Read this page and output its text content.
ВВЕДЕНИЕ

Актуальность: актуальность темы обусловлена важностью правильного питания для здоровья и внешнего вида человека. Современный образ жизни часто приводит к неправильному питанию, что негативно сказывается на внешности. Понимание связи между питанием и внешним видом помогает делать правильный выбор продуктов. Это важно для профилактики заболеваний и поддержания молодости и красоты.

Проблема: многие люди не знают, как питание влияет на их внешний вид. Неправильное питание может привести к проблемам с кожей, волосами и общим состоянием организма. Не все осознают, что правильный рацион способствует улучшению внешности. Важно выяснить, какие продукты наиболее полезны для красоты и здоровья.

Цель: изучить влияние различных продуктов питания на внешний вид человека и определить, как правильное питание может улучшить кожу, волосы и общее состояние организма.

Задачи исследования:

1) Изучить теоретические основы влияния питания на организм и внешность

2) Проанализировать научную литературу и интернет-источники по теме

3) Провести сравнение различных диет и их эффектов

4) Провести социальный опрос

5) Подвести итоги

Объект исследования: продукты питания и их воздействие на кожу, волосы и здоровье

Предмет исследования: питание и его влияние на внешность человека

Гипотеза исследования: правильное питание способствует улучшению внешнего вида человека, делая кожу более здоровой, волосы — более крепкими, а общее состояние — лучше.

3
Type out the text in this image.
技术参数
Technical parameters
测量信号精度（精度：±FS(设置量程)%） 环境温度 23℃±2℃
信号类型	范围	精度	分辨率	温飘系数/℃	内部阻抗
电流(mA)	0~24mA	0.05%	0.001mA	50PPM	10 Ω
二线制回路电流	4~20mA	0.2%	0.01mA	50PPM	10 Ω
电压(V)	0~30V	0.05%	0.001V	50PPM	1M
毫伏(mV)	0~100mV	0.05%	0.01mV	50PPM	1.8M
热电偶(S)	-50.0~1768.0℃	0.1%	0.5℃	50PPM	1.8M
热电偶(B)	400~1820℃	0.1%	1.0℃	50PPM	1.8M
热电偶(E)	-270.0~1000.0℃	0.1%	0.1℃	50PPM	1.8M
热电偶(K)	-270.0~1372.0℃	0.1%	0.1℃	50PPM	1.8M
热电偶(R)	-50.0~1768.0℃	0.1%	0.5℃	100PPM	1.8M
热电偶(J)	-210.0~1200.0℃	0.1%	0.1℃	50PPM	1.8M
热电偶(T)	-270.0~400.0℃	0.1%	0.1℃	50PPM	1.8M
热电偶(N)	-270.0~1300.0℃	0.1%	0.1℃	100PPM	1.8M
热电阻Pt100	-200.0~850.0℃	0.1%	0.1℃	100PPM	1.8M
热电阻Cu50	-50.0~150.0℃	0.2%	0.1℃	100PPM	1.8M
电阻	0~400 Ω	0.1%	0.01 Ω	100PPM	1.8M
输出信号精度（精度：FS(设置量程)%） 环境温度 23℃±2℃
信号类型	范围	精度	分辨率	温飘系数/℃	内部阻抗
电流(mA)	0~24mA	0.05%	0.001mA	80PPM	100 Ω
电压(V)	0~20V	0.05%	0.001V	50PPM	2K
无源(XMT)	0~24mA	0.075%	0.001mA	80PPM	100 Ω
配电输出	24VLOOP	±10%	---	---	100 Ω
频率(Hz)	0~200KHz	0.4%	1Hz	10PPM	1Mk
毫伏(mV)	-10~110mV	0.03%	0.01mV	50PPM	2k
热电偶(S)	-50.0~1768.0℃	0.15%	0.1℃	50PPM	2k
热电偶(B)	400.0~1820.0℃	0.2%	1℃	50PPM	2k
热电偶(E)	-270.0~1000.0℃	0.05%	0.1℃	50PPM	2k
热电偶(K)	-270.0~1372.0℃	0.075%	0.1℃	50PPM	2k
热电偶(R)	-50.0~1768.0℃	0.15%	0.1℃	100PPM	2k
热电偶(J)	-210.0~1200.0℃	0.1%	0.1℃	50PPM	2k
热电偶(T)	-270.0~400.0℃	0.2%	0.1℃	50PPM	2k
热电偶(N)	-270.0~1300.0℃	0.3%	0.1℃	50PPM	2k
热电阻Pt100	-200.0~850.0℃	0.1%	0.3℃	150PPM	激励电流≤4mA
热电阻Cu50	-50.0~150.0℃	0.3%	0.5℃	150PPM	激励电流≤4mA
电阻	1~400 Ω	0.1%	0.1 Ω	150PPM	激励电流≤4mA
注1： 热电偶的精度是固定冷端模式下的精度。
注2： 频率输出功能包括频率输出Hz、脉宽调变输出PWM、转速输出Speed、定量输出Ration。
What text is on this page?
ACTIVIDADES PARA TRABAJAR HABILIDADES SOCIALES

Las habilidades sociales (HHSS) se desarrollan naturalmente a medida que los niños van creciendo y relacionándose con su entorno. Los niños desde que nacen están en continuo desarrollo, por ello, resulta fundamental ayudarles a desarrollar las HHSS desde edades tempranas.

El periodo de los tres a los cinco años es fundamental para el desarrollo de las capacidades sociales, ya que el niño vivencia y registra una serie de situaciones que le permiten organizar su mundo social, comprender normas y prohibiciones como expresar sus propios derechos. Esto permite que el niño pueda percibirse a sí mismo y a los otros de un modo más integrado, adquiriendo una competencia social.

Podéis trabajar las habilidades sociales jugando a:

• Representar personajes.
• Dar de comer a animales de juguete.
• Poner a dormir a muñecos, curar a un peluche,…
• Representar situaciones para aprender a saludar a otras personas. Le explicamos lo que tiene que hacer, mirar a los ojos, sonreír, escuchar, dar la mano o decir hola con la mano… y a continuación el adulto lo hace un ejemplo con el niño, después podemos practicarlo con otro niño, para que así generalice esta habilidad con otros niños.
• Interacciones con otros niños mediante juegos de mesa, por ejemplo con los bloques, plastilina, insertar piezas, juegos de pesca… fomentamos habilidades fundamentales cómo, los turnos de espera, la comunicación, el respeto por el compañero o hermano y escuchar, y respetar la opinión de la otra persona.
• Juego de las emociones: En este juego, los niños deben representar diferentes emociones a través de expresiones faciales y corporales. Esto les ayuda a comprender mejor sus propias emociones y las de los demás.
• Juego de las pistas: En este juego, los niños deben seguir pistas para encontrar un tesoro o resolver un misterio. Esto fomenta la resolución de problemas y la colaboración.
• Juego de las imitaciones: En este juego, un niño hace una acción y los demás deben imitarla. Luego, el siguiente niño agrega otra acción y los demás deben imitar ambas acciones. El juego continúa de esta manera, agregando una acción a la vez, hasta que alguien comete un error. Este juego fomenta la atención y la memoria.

──────────────────────────────

— Your objective —
In the records above, locate every line with the string "text" and copy it.

— Exercise answer —
Read this page and output its text content.
Type out the text in this image.
What text is on this page?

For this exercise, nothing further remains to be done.